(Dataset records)
★ ★ ★

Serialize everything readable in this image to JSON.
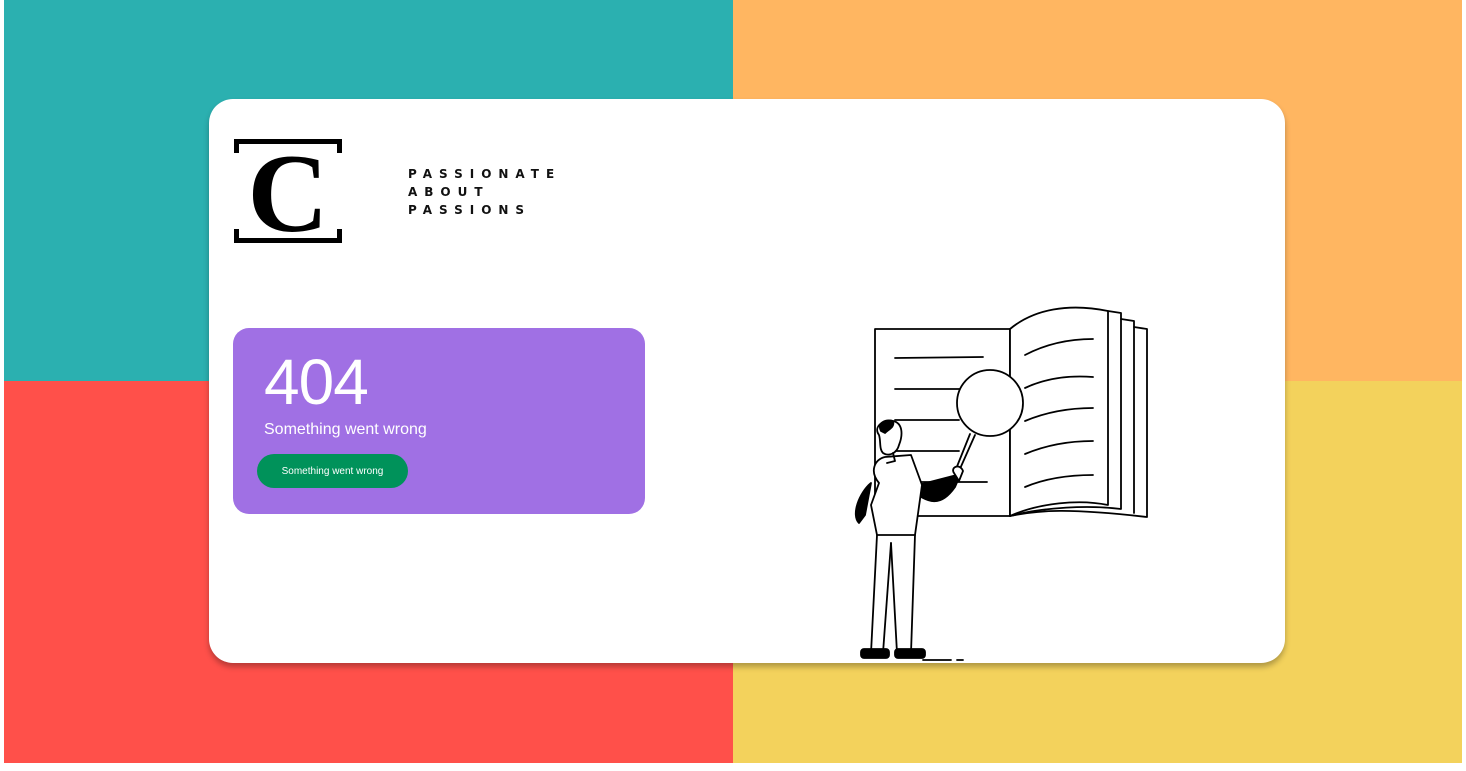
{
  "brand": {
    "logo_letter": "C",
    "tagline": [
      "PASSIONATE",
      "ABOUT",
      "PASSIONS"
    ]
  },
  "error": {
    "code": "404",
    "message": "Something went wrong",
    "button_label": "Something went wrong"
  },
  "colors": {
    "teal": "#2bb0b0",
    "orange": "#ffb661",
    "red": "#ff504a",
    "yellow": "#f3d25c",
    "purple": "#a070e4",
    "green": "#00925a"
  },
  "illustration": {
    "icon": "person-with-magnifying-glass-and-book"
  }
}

★ ★ ★

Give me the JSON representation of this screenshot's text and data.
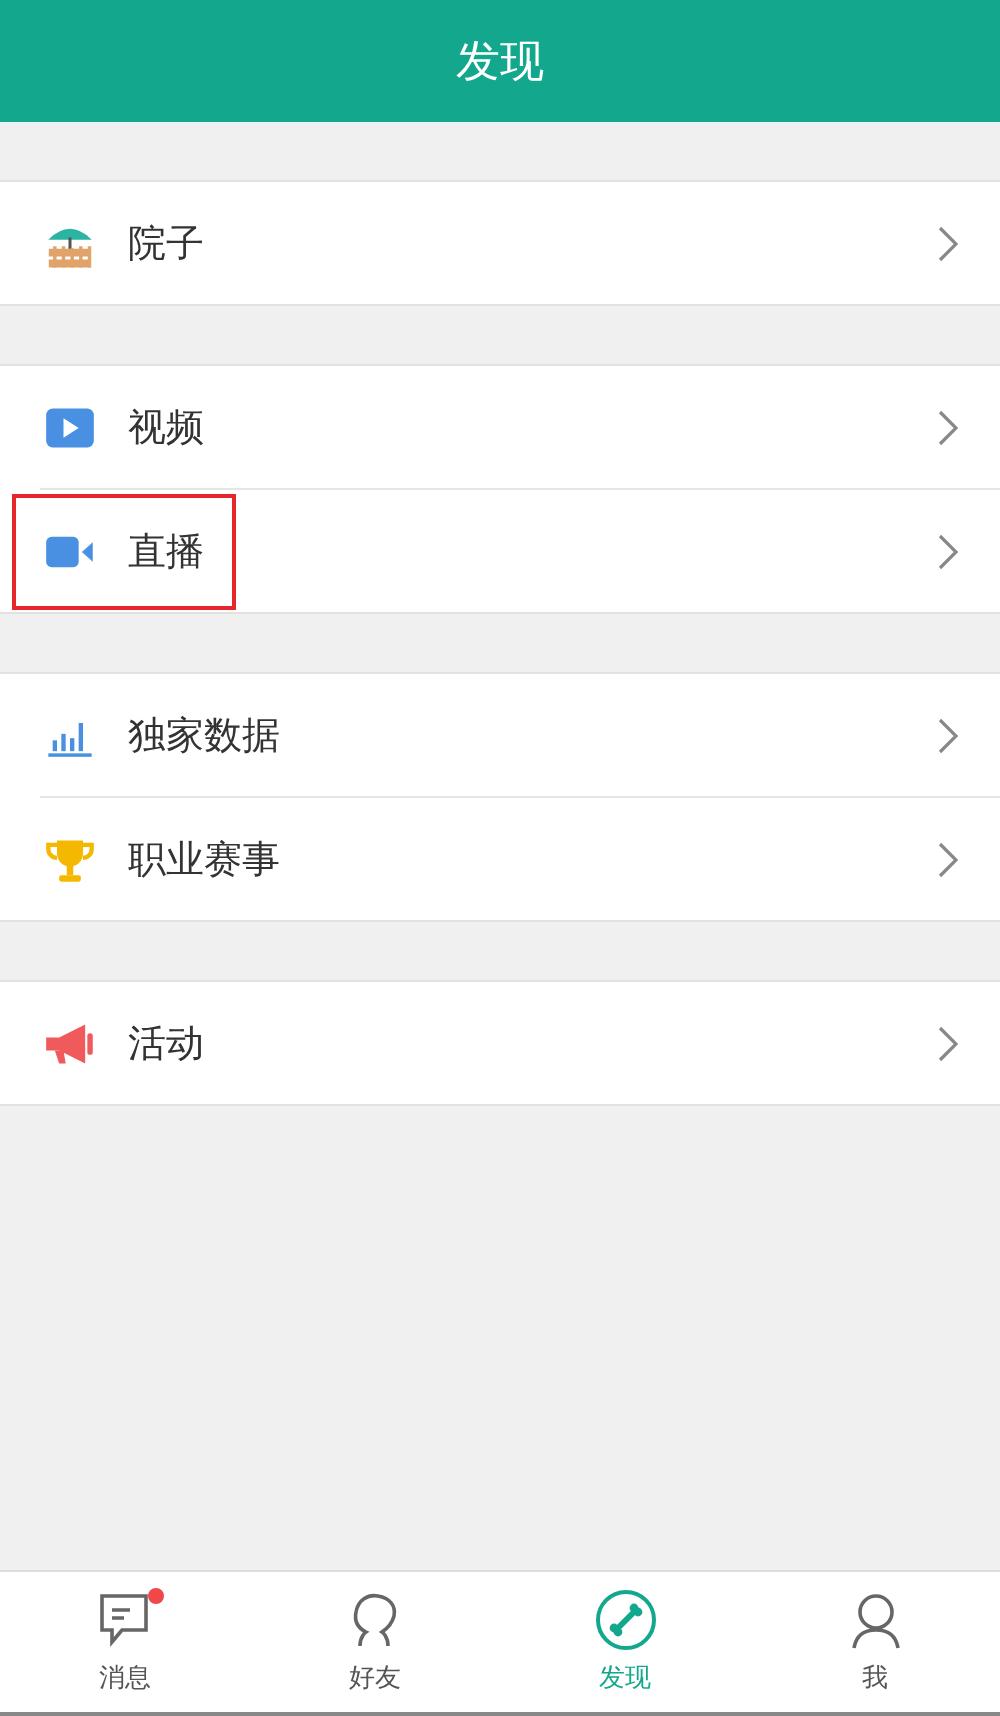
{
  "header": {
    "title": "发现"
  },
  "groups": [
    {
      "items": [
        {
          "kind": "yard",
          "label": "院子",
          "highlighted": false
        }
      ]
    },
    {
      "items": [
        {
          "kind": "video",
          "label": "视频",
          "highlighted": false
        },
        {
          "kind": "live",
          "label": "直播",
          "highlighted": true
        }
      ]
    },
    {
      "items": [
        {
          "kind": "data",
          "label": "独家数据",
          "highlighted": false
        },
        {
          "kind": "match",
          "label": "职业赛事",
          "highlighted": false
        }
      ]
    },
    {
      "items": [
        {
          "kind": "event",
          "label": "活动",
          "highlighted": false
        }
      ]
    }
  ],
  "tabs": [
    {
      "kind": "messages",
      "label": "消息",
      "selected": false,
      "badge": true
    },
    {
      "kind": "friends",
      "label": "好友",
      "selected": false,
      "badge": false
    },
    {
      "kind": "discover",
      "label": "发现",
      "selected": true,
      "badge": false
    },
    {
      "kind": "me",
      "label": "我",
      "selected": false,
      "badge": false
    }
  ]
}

★ ★ ★

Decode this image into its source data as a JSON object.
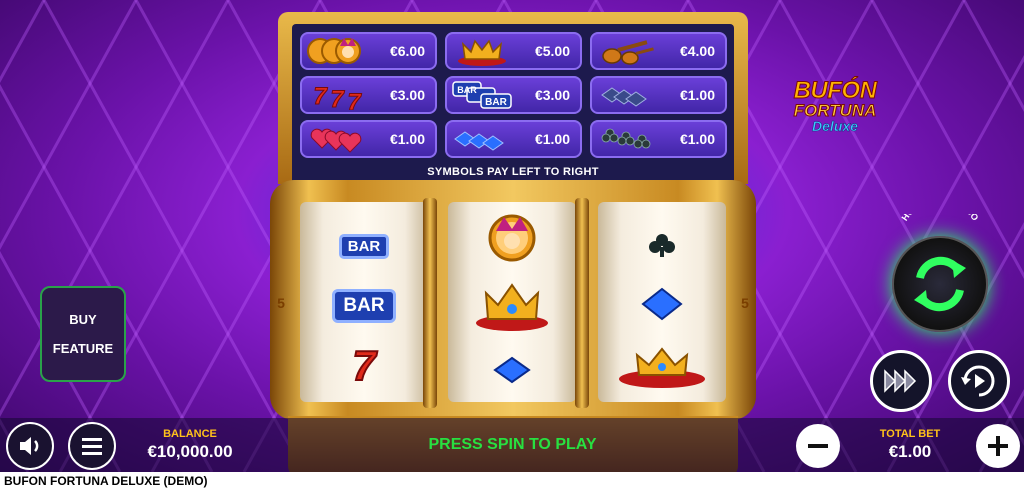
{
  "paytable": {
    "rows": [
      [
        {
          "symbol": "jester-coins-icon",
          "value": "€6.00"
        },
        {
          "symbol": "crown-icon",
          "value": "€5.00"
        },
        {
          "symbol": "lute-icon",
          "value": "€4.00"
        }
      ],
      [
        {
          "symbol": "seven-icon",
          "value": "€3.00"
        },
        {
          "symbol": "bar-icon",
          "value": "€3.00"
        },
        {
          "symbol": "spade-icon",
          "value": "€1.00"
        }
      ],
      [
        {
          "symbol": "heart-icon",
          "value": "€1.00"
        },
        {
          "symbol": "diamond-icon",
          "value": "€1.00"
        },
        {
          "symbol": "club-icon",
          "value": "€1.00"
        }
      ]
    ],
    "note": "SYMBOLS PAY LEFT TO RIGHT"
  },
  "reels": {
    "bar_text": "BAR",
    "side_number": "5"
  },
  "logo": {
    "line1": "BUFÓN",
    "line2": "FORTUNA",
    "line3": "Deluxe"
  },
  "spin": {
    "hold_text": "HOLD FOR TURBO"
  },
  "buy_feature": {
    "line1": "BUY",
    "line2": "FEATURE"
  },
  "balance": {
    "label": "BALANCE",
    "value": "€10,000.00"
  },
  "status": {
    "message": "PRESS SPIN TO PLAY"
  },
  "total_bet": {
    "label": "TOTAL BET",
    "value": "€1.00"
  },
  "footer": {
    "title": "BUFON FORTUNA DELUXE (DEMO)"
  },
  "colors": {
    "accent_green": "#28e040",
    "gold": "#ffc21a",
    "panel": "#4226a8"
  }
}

★ ★ ★

- _Required work_: Go through the listing above and return every line where the word "true" occurs.

- _The solution_:
          "highlighted": true
      "badge": true
      "selected": true,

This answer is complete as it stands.